= WHAT YOU SHOULD DO =
Transcribe the records in full, keeping every character as it is.

= EXERCISE MATERIAL =
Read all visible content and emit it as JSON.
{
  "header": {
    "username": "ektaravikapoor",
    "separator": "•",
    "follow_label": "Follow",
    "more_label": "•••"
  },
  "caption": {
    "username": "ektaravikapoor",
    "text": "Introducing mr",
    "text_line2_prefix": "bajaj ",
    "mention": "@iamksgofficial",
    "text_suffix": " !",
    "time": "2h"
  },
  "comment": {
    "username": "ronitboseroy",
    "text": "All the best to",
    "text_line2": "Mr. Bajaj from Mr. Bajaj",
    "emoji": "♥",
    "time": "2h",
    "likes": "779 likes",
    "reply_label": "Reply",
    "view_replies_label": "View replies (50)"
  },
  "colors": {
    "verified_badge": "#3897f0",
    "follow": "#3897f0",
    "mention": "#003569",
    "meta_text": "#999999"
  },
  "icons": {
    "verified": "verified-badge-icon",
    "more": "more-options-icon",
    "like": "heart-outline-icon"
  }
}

= ANSWER TO THE EXERCISE =
Read all visible content and emit it as JSON.
{
  "header": {
    "username": "ektaravikapoor",
    "separator": "•",
    "follow_label": "Follow",
    "more_label": "•••"
  },
  "caption": {
    "username": "ektaravikapoor",
    "text": "Introducing mr",
    "text_line2_prefix": "bajaj ",
    "mention": "@iamksgofficial",
    "text_suffix": " !",
    "time": "2h"
  },
  "comment": {
    "username": "ronitboseroy",
    "text": "All the best to",
    "text_line2": "Mr. Bajaj from Mr. Bajaj",
    "emoji": "♥",
    "time": "2h",
    "likes": "779 likes",
    "reply_label": "Reply",
    "view_replies_label": "View replies (50)"
  },
  "colors": {
    "verified_badge": "#3897f0",
    "follow": "#3897f0",
    "mention": "#003569",
    "meta_text": "#999999"
  },
  "icons": {
    "verified": "verified-badge-icon",
    "more": "more-options-icon",
    "like": "heart-outline-icon"
  }
}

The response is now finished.